**REQUIREMENT:** Among the entries below, find the lines with "content" and copy them.

* * * * *

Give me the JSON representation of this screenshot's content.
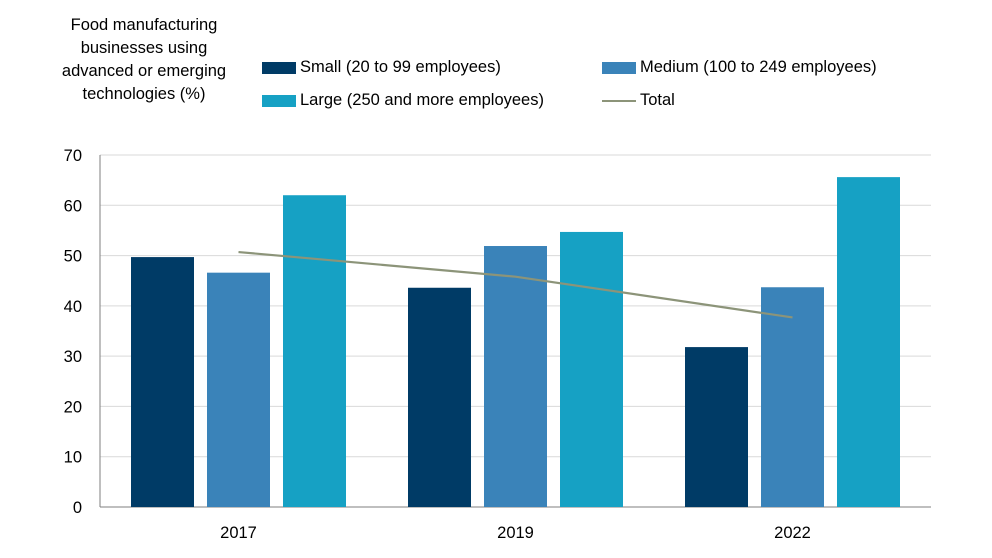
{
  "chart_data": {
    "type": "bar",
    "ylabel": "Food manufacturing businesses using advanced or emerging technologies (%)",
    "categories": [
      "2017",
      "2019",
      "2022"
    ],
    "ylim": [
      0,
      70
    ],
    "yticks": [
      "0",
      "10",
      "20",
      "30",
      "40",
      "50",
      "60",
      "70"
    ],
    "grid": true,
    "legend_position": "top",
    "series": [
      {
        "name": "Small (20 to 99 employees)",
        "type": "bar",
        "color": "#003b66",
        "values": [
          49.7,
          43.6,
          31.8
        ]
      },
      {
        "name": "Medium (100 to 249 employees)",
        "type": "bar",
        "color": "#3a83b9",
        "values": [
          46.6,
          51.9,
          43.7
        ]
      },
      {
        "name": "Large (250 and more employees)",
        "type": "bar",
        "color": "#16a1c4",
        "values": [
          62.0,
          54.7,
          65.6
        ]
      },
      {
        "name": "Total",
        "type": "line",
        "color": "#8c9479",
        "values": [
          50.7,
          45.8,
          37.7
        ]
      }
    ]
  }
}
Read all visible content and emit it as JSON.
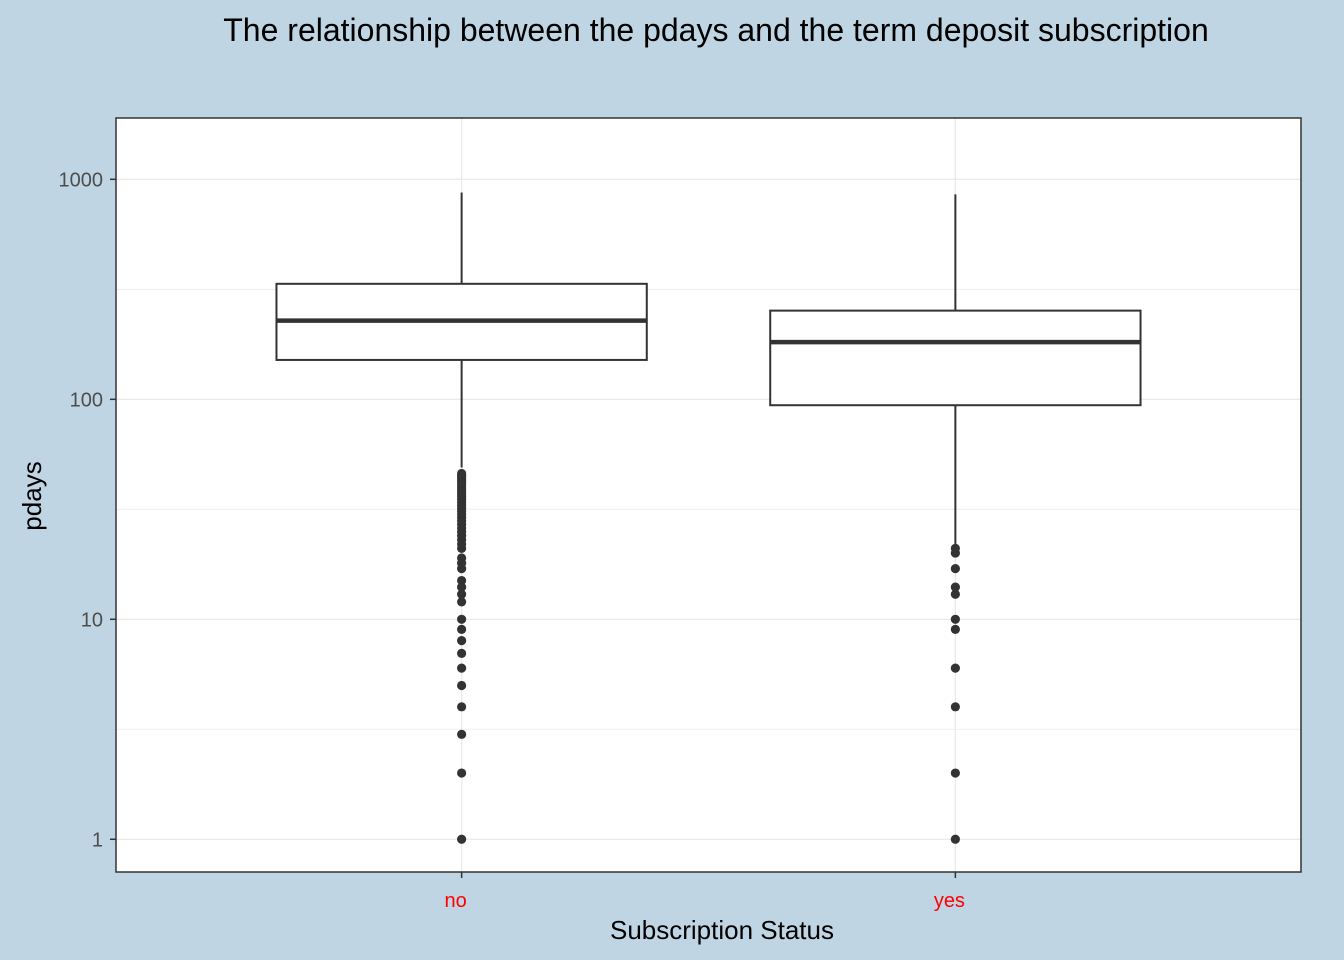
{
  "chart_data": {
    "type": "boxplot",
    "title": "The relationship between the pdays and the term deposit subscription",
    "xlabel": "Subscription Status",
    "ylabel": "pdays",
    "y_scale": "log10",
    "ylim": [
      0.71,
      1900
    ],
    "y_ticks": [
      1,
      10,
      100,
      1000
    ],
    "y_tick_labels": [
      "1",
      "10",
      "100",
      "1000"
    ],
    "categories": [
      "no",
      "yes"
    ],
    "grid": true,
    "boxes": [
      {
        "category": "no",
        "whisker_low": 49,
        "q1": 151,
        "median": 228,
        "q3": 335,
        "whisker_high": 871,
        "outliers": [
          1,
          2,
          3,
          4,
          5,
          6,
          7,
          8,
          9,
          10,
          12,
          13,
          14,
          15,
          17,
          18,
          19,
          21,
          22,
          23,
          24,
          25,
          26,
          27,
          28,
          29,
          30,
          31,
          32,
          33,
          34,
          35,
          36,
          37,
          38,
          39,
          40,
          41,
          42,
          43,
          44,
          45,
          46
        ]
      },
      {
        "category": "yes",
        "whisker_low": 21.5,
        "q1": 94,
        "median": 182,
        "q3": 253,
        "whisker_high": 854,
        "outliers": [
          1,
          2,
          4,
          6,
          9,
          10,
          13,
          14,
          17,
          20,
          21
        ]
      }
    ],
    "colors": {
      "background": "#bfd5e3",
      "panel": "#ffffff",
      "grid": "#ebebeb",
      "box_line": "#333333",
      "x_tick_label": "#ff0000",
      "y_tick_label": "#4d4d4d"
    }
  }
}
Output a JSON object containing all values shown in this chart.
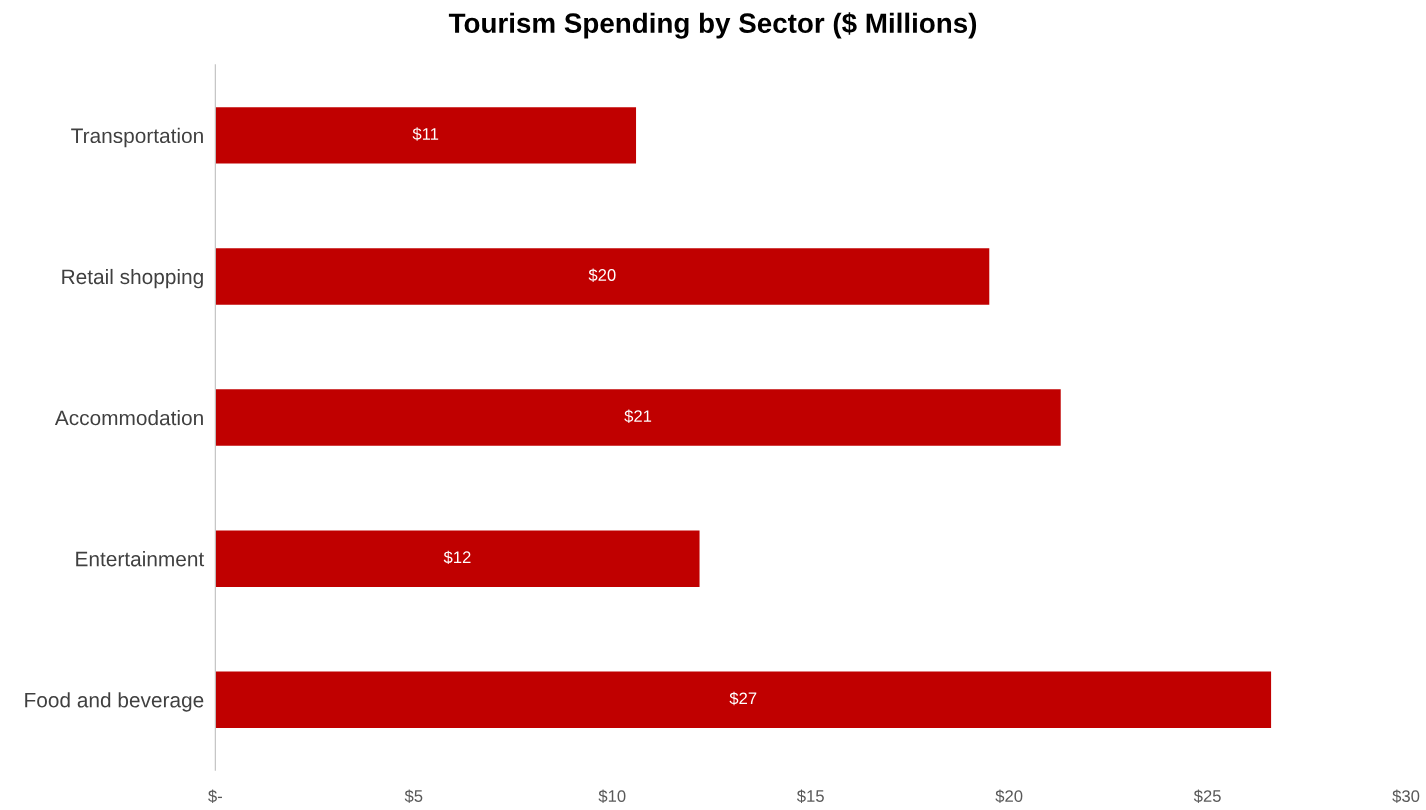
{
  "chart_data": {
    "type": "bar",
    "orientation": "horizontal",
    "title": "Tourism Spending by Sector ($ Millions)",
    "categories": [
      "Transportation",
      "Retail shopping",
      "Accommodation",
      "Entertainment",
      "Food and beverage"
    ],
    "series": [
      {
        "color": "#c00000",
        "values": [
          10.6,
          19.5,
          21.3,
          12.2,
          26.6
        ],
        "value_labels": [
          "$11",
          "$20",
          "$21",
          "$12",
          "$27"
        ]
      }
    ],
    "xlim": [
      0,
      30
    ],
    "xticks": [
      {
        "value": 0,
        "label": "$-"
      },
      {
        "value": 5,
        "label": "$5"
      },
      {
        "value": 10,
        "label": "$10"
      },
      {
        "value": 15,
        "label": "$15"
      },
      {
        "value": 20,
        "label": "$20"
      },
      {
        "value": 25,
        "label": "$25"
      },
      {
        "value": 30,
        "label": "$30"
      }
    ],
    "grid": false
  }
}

* * * * *

**RESULT FOR THIS TASK:**
Give me the JSON representation of this screenshot's content.
Read all visible content and emit it as JSON.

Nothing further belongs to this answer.